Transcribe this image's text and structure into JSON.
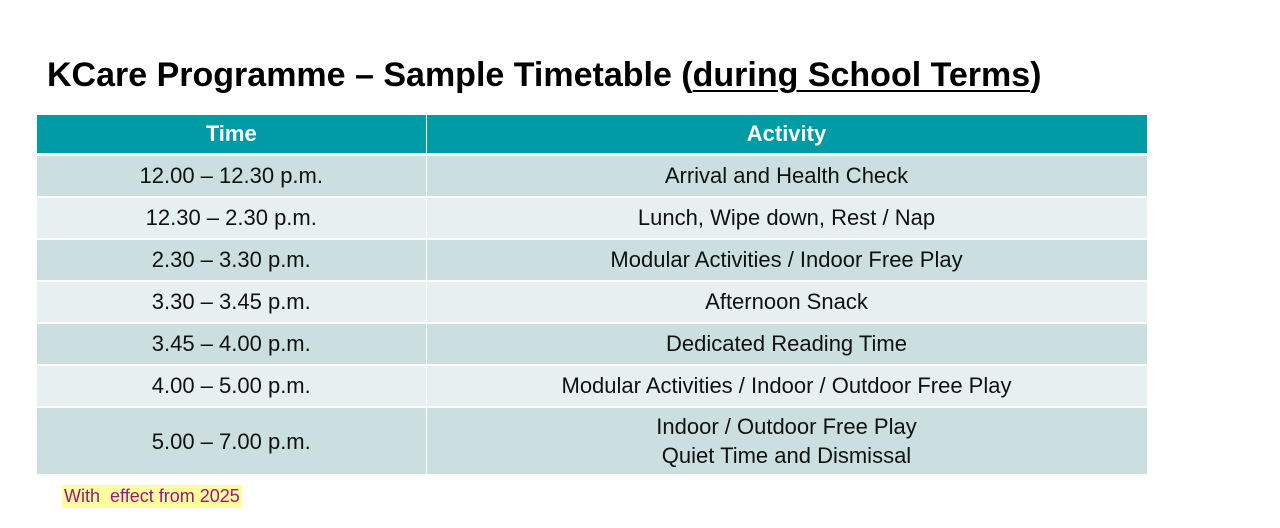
{
  "title": {
    "prefix": "KCare Programme – Sample Timetable (",
    "underlined": "during School Terms",
    "suffix": ")"
  },
  "table": {
    "headers": [
      "Time",
      "Activity"
    ],
    "rows": [
      {
        "time": "12.00 – 12.30 p.m.",
        "activity": [
          "Arrival and Health Check"
        ]
      },
      {
        "time": "12.30 – 2.30 p.m.",
        "activity": [
          "Lunch, Wipe down, Rest / Nap"
        ]
      },
      {
        "time": "2.30 – 3.30 p.m.",
        "activity": [
          "Modular Activities / Indoor Free Play"
        ]
      },
      {
        "time": "3.30 – 3.45 p.m.",
        "activity": [
          "Afternoon Snack"
        ]
      },
      {
        "time": "3.45 – 4.00 p.m.",
        "activity": [
          "Dedicated Reading Time"
        ]
      },
      {
        "time": "4.00 – 5.00 p.m.",
        "activity": [
          "Modular Activities / Indoor / Outdoor Free Play"
        ]
      },
      {
        "time": "5.00 – 7.00 p.m.",
        "activity": [
          "Indoor / Outdoor Free Play",
          "Quiet Time and Dismissal"
        ]
      }
    ]
  },
  "note": "With  effect from 2025",
  "colors": {
    "header_bg": "#009ca6",
    "row_odd": "#cbdfe0",
    "row_even": "#e6f0f0",
    "note_bg": "#ffff9c",
    "note_text": "#a0157a"
  }
}
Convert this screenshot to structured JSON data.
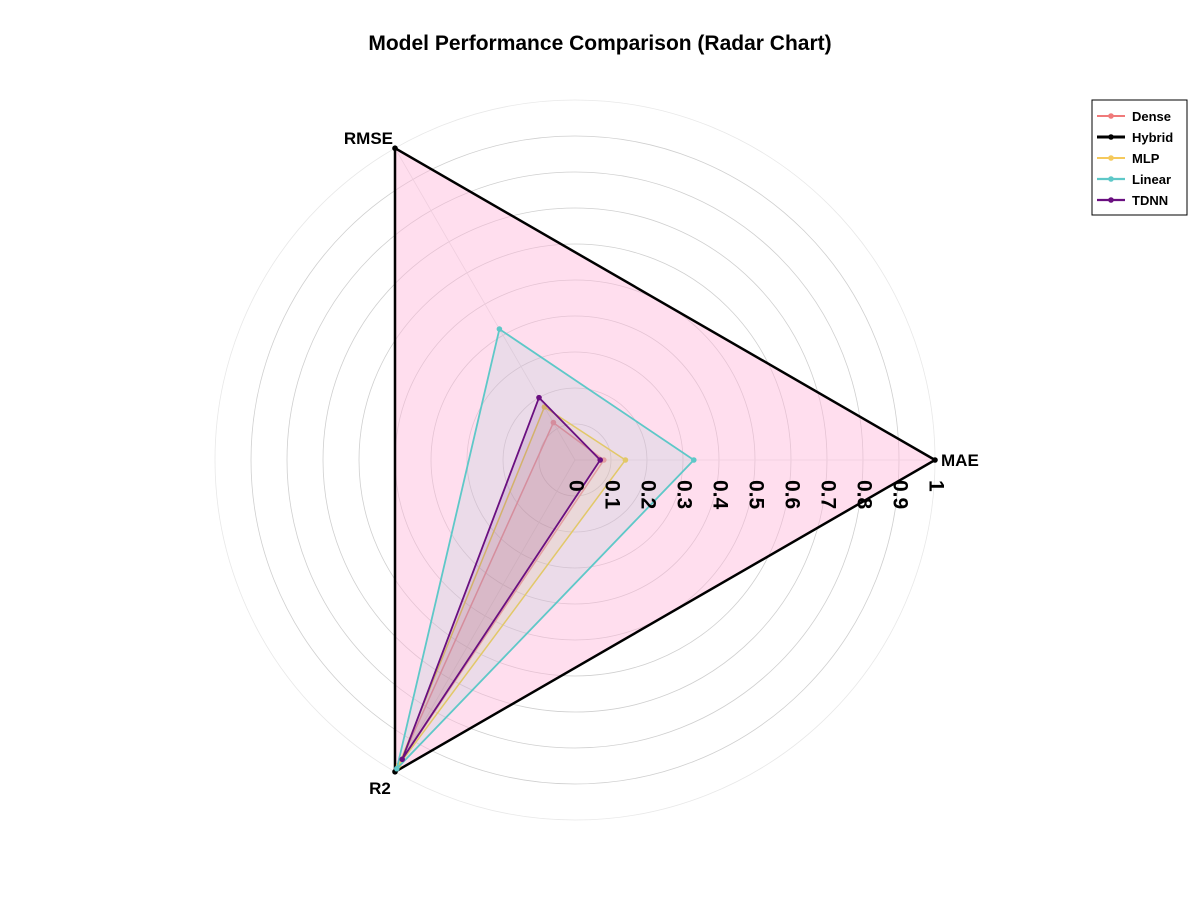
{
  "chart_data": {
    "type": "radar",
    "title": "Model Performance Comparison (Radar Chart)",
    "axes": [
      "MAE",
      "RMSE",
      "R2"
    ],
    "radial_range": [
      0,
      1
    ],
    "radial_ticks": [
      "0",
      "0.1",
      "0.2",
      "0.3",
      "0.4",
      "0.5",
      "0.6",
      "0.7",
      "0.8",
      "0.9",
      "1"
    ],
    "legend_position": "top-right",
    "grid": true,
    "series": [
      {
        "name": "Dense",
        "values": [
          0.08,
          0.12,
          0.97
        ],
        "color": "#f07a7a",
        "fill_opacity": 0.12,
        "line_width": 1.5
      },
      {
        "name": "Hybrid",
        "values": [
          1.0,
          1.0,
          1.0
        ],
        "color": "#000000",
        "fill_color": "#ffb6d9",
        "fill_opacity": 0.45,
        "line_width": 2.5
      },
      {
        "name": "MLP",
        "values": [
          0.14,
          0.17,
          0.98
        ],
        "color": "#f5c95c",
        "fill_opacity": 0.12,
        "line_width": 1.5
      },
      {
        "name": "Linear",
        "values": [
          0.33,
          0.42,
          0.99
        ],
        "color": "#5ec8c8",
        "fill_opacity": 0.12,
        "line_width": 1.8
      },
      {
        "name": "TDNN",
        "values": [
          0.07,
          0.2,
          0.96
        ],
        "color": "#6a0f80",
        "fill_opacity": 0.12,
        "line_width": 1.8
      }
    ]
  }
}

[What you are asked to do]:
Reproduce the entries exactly. Do not carry over any picture.

[Problem solution]:
Transcribe this image's text and structure into JSON.
{
  "title": {
    "prefix": "KCare Programme – Sample Timetable (",
    "underlined": "during School Terms",
    "suffix": ")"
  },
  "table": {
    "headers": [
      "Time",
      "Activity"
    ],
    "rows": [
      {
        "time": "12.00 – 12.30 p.m.",
        "activity": [
          "Arrival and Health Check"
        ]
      },
      {
        "time": "12.30 – 2.30 p.m.",
        "activity": [
          "Lunch, Wipe down, Rest / Nap"
        ]
      },
      {
        "time": "2.30 – 3.30 p.m.",
        "activity": [
          "Modular Activities / Indoor Free Play"
        ]
      },
      {
        "time": "3.30 – 3.45 p.m.",
        "activity": [
          "Afternoon Snack"
        ]
      },
      {
        "time": "3.45 – 4.00 p.m.",
        "activity": [
          "Dedicated Reading Time"
        ]
      },
      {
        "time": "4.00 – 5.00 p.m.",
        "activity": [
          "Modular Activities / Indoor / Outdoor Free Play"
        ]
      },
      {
        "time": "5.00 – 7.00 p.m.",
        "activity": [
          "Indoor / Outdoor Free Play",
          "Quiet Time and Dismissal"
        ]
      }
    ]
  },
  "note": "With  effect from 2025",
  "colors": {
    "header_bg": "#009ca6",
    "row_odd": "#cbdfe0",
    "row_even": "#e6f0f0",
    "note_bg": "#ffff9c",
    "note_text": "#a0157a"
  }
}
Convert this screenshot to structured JSON data.
{
  "chart_data": {
    "type": "radar",
    "title": "Model Performance Comparison (Radar Chart)",
    "axes": [
      "MAE",
      "RMSE",
      "R2"
    ],
    "radial_range": [
      0,
      1
    ],
    "radial_ticks": [
      "0",
      "0.1",
      "0.2",
      "0.3",
      "0.4",
      "0.5",
      "0.6",
      "0.7",
      "0.8",
      "0.9",
      "1"
    ],
    "legend_position": "top-right",
    "grid": true,
    "series": [
      {
        "name": "Dense",
        "values": [
          0.08,
          0.12,
          0.97
        ],
        "color": "#f07a7a",
        "fill_opacity": 0.12,
        "line_width": 1.5
      },
      {
        "name": "Hybrid",
        "values": [
          1.0,
          1.0,
          1.0
        ],
        "color": "#000000",
        "fill_color": "#ffb6d9",
        "fill_opacity": 0.45,
        "line_width": 2.5
      },
      {
        "name": "MLP",
        "values": [
          0.14,
          0.17,
          0.98
        ],
        "color": "#f5c95c",
        "fill_opacity": 0.12,
        "line_width": 1.5
      },
      {
        "name": "Linear",
        "values": [
          0.33,
          0.42,
          0.99
        ],
        "color": "#5ec8c8",
        "fill_opacity": 0.12,
        "line_width": 1.8
      },
      {
        "name": "TDNN",
        "values": [
          0.07,
          0.2,
          0.96
        ],
        "color": "#6a0f80",
        "fill_opacity": 0.12,
        "line_width": 1.8
      }
    ]
  }
}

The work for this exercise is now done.